Given task: Say how many lines contain the word "grid" and give no other text.

Records provided:
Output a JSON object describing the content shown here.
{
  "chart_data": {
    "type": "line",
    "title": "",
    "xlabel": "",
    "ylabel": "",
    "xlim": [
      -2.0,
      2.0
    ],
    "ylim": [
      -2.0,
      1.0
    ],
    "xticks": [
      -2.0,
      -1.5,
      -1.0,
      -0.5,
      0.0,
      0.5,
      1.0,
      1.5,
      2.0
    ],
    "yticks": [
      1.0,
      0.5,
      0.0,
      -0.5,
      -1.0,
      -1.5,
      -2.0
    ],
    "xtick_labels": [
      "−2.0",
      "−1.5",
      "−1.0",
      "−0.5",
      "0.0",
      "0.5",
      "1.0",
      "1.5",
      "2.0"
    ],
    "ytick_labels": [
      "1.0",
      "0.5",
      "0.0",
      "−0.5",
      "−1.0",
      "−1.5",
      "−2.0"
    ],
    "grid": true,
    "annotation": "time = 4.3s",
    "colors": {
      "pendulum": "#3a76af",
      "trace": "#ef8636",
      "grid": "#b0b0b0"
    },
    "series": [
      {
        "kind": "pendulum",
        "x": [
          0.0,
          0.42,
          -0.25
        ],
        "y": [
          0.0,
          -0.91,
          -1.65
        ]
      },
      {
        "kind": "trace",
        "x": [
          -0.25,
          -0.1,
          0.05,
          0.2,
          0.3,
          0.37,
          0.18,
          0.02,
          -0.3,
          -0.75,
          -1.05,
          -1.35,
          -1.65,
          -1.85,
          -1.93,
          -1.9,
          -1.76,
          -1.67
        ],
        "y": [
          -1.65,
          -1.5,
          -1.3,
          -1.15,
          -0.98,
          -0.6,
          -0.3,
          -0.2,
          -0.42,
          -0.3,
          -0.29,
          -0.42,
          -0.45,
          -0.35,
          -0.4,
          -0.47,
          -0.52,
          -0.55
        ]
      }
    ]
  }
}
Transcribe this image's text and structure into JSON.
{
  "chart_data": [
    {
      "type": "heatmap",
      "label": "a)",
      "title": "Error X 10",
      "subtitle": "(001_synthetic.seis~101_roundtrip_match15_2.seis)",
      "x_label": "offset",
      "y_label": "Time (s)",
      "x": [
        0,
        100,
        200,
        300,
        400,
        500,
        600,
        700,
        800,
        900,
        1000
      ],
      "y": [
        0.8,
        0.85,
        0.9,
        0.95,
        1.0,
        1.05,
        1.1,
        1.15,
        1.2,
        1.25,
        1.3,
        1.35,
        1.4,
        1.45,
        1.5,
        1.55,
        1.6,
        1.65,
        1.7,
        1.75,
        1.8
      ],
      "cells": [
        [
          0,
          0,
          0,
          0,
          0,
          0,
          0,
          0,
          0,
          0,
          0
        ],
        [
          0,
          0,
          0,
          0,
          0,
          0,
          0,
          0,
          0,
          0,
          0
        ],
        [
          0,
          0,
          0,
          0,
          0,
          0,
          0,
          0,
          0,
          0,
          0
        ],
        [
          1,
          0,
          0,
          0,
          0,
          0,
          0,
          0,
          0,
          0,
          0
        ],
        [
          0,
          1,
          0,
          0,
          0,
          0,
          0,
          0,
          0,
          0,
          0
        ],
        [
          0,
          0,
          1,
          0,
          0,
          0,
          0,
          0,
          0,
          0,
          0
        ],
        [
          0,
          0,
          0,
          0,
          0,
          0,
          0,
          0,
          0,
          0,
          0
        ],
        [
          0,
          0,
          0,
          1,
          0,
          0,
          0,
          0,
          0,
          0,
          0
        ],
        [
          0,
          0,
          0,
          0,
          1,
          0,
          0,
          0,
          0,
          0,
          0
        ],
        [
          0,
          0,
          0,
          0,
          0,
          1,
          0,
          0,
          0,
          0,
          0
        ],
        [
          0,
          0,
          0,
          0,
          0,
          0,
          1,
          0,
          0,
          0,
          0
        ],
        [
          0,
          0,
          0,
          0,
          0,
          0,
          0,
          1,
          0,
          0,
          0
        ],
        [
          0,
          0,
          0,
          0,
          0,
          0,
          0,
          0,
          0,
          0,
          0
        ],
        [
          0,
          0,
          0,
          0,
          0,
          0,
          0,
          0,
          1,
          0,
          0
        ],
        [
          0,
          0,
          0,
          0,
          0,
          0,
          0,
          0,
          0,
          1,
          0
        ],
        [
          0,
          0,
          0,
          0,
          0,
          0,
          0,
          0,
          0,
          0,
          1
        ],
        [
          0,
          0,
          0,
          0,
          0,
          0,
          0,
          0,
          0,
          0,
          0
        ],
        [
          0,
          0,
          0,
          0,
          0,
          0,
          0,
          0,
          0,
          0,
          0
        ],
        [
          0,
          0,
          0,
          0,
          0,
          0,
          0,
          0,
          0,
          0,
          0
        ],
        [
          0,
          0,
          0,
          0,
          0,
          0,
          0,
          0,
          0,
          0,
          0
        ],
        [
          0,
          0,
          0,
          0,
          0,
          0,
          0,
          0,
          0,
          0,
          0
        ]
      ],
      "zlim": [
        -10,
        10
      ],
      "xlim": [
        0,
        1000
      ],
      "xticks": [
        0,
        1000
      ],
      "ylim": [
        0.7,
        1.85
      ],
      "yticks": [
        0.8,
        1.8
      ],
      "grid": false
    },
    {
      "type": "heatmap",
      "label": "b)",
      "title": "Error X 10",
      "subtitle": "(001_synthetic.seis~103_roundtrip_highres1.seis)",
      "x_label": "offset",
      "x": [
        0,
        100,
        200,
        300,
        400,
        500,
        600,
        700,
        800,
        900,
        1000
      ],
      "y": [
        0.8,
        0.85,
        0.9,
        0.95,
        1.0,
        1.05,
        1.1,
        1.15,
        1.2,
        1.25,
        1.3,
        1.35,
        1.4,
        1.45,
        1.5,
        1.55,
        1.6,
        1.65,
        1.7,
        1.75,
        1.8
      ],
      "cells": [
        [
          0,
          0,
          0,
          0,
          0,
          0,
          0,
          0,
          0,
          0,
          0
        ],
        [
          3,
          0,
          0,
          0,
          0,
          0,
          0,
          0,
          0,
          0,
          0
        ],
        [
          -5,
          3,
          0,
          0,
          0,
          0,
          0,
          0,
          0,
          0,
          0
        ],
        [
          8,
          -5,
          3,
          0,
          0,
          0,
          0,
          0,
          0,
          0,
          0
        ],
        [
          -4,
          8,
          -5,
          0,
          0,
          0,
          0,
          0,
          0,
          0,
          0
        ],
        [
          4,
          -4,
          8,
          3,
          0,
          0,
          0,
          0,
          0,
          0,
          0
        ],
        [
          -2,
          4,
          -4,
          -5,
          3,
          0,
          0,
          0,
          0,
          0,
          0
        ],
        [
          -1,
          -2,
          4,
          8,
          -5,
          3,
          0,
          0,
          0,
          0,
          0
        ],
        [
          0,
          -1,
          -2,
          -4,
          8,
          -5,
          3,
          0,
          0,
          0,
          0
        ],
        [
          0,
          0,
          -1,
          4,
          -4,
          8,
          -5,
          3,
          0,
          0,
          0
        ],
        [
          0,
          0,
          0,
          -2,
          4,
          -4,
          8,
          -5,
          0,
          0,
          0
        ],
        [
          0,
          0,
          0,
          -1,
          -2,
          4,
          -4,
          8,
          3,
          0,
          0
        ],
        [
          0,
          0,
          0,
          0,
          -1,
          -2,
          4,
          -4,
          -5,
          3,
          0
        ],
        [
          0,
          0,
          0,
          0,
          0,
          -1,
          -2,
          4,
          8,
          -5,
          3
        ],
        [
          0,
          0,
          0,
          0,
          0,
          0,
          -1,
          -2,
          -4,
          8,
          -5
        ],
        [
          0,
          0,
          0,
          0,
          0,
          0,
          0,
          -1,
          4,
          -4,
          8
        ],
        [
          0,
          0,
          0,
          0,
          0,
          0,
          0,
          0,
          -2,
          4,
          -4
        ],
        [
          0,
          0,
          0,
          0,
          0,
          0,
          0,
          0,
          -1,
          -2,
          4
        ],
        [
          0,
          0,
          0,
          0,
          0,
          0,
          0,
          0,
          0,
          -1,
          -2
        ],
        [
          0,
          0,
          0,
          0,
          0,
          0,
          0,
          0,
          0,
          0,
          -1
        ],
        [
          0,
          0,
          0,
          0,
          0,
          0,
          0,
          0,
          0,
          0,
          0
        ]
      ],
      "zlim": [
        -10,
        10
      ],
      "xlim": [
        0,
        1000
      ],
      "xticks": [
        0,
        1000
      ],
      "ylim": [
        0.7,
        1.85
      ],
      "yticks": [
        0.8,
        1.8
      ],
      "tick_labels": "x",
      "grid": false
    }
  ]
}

Written answer: 4